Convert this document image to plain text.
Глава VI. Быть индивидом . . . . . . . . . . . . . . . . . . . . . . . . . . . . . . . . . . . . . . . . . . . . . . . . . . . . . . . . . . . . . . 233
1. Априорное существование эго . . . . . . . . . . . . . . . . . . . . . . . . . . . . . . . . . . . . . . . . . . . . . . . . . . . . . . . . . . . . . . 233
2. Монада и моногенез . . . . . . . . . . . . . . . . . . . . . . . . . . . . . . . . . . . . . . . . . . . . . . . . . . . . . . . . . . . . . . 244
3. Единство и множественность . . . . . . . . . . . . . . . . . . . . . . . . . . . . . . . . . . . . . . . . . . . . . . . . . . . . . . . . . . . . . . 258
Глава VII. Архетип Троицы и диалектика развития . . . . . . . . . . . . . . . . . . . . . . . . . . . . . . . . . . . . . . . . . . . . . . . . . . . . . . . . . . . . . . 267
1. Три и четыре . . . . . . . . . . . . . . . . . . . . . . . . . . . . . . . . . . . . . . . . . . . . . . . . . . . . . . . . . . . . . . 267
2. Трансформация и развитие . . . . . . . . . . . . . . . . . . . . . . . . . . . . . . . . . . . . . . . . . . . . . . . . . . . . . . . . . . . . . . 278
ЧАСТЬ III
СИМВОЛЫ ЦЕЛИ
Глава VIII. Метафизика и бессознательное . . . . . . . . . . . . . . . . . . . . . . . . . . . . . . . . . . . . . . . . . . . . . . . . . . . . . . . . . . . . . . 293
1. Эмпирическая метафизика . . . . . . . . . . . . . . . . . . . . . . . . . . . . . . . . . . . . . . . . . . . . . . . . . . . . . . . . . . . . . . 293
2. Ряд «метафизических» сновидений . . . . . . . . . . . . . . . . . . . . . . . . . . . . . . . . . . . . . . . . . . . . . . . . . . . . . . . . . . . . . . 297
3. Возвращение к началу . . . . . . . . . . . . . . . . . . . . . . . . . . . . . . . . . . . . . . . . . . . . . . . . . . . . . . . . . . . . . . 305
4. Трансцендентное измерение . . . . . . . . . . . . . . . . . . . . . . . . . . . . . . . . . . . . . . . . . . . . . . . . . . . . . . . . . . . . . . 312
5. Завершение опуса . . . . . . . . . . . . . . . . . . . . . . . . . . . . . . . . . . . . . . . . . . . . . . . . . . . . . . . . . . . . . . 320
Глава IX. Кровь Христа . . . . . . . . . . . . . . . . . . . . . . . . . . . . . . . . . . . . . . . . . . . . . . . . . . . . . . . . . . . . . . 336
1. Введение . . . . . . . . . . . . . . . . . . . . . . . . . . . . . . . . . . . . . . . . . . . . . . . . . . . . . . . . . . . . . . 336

Given exercise »
Search the lines above for the string "Глава" and copy each line that has it.

Exercise result »
Глава VI. Быть индивидом . . . . . . . . . . . . . . . . . . . . . . . . . . . . . . . . . . . . . . . . . . . . . . . . . . . . . . . . . . . . . . 233
Глава VII. Архетип Троицы и диалектика развития . . . . . . . . . . . . . . . . . . . . . . . . . . . . . . . . . . . . . . . . . . . . . . . . . . . . . . . . . . . . . . 267
Глава VIII. Метафизика и бессознательное . . . . . . . . . . . . . . . . . . . . . . . . . . . . . . . . . . . . . . . . . . . . . . . . . . . . . . . . . . . . . . 293
Глава IX. Кровь Христа . . . . . . . . . . . . . . . . . . . . . . . . . . . . . . . . . . . . . . . . . . . . . . . . . . . . . . . . . . . . . . 336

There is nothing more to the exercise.